# Start of AVAILABLE DATA

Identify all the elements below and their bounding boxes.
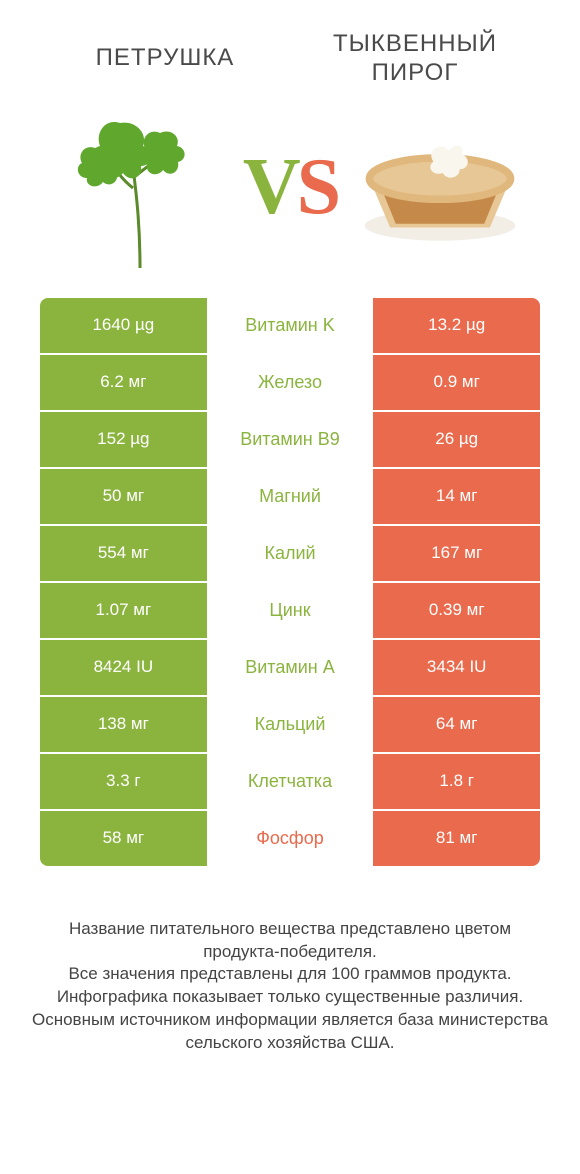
nutrient-label: Клетчатка [207,754,374,809]
left-value: 1.07 мг [40,583,207,638]
table-row: 1640 µgВитамин K13.2 µg [40,298,540,353]
footer-line: Название питательного вещества представл… [30,918,550,964]
right-product-title: ТЫКВЕННЫЙ ПИРОГ [290,30,540,88]
nutrient-label: Магний [207,469,374,524]
vs-s: S [297,143,338,231]
table-row: 554 мгКалий167 мг [40,526,540,581]
left-value: 1640 µg [40,298,207,353]
right-value: 26 µg [373,412,540,467]
header: ПЕТРУШКА ТЫКВЕННЫЙ ПИРОГ [0,0,580,98]
table-row: 152 µgВитамин B926 µg [40,412,540,467]
nutrient-label: Железо [207,355,374,410]
right-value: 0.9 мг [373,355,540,410]
left-product-title: ПЕТРУШКА [40,44,290,73]
table-row: 58 мгФосфор81 мг [40,811,540,866]
left-value: 50 мг [40,469,207,524]
nutrient-label: Витамин B9 [207,412,374,467]
left-value: 6.2 мг [40,355,207,410]
vs-label: VS [243,142,337,233]
footer-line: Все значения представлены для 100 граммо… [30,963,550,986]
left-value: 3.3 г [40,754,207,809]
left-value: 8424 IU [40,640,207,695]
right-value: 3434 IU [373,640,540,695]
right-value: 1.8 г [373,754,540,809]
right-value: 167 мг [373,526,540,581]
footer-notes: Название питательного вещества представл… [0,868,580,1076]
footer-line: Основным источником информации является … [30,1009,550,1055]
hero-row: VS [0,98,580,298]
nutrient-label: Витамин K [207,298,374,353]
right-value: 13.2 µg [373,298,540,353]
table-row: 8424 IUВитамин A3434 IU [40,640,540,695]
right-value: 81 мг [373,811,540,866]
table-row: 50 мгМагний14 мг [40,469,540,524]
right-value: 64 мг [373,697,540,752]
left-value: 554 мг [40,526,207,581]
nutrient-label: Витамин A [207,640,374,695]
nutrient-label: Цинк [207,583,374,638]
nutrient-label: Калий [207,526,374,581]
vs-v: V [243,143,297,231]
nutrient-label: Кальций [207,697,374,752]
right-value: 14 мг [373,469,540,524]
left-value: 152 µg [40,412,207,467]
right-value: 0.39 мг [373,583,540,638]
left-value: 138 мг [40,697,207,752]
footer-line: Инфографика показывает только существенн… [30,986,550,1009]
left-value: 58 мг [40,811,207,866]
parsley-icon [60,108,220,268]
table-row: 6.2 мгЖелезо0.9 мг [40,355,540,410]
table-row: 1.07 мгЦинк0.39 мг [40,583,540,638]
pumpkin-pie-icon [360,108,520,268]
comparison-table: 1640 µgВитамин K13.2 µg6.2 мгЖелезо0.9 м… [0,298,580,866]
nutrient-label: Фосфор [207,811,374,866]
table-row: 138 мгКальций64 мг [40,697,540,752]
table-row: 3.3 гКлетчатка1.8 г [40,754,540,809]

# End of AVAILABLE DATA

• DIRECTIVE: Gather every line of the records above that contains the string "right" and copy each one in full.

• RESPONSE:
right-product-title: ТЫКВЕННЫЙ ПИРОГ [290,30,540,88]
right-value: 26 µg [373,412,540,467]
right-value: 0.9 мг [373,355,540,410]
right-value: 3434 IU [373,640,540,695]
right-value: 1.8 г [373,754,540,809]
right-value: 167 мг [373,526,540,581]
right-value: 13.2 µg [373,298,540,353]
right-value: 81 мг [373,811,540,866]
right-value: 64 мг [373,697,540,752]
right-value: 14 мг [373,469,540,524]
right-value: 0.39 мг [373,583,540,638]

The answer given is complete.